__Instructions to follow__:
Return each line containing the string "text".

__Data to use__:
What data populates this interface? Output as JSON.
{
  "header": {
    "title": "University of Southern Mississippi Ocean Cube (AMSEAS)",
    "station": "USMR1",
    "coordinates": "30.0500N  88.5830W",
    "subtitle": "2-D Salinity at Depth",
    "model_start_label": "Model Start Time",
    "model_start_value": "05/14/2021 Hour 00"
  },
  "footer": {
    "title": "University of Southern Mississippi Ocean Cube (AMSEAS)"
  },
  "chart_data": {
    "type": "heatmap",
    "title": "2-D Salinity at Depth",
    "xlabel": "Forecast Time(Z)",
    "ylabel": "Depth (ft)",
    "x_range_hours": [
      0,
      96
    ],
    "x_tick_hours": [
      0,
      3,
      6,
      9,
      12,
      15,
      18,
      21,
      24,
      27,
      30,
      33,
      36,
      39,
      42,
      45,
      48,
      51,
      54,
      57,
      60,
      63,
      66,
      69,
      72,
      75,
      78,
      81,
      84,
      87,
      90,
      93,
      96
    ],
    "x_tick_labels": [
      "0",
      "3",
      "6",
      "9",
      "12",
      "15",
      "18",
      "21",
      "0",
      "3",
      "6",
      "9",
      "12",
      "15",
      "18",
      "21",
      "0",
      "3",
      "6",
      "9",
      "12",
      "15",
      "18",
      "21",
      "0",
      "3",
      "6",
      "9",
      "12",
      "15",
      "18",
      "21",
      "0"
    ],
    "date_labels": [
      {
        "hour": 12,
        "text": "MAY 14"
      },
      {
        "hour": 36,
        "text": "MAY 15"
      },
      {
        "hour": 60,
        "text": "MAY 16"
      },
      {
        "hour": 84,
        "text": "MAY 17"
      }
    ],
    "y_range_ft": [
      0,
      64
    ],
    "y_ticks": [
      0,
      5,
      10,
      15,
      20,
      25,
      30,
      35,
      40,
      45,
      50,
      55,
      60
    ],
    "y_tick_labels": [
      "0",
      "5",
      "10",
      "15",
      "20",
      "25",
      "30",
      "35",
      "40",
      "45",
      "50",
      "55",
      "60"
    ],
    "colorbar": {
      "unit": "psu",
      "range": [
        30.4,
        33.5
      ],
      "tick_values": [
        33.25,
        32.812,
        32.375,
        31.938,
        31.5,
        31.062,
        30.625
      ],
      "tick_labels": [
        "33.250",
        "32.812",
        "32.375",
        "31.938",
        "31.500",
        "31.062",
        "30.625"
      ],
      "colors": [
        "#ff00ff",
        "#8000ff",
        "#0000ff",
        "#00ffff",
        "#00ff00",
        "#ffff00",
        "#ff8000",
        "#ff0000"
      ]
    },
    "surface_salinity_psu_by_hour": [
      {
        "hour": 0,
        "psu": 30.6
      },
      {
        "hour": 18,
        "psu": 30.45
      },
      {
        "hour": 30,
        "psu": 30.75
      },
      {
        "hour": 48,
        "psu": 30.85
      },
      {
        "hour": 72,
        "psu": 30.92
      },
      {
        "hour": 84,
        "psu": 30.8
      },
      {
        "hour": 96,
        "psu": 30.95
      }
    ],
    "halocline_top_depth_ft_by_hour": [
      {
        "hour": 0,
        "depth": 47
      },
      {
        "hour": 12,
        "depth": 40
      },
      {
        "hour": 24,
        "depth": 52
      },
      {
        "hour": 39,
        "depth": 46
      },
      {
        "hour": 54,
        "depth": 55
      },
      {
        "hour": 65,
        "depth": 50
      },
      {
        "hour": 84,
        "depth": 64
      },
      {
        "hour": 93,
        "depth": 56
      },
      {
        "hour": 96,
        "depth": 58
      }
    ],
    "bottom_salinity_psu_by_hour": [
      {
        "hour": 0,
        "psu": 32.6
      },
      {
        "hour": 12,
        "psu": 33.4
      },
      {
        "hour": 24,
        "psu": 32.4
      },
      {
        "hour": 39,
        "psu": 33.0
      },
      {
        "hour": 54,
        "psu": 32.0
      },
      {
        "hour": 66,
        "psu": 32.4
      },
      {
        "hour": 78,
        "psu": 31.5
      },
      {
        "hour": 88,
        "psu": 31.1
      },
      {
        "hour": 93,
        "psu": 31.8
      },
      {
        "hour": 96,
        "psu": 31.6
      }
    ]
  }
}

__Result__:
        "text": "MAY 14"
        "text": "MAY 15"
        "text": "MAY 16"
        "text": "MAY 17"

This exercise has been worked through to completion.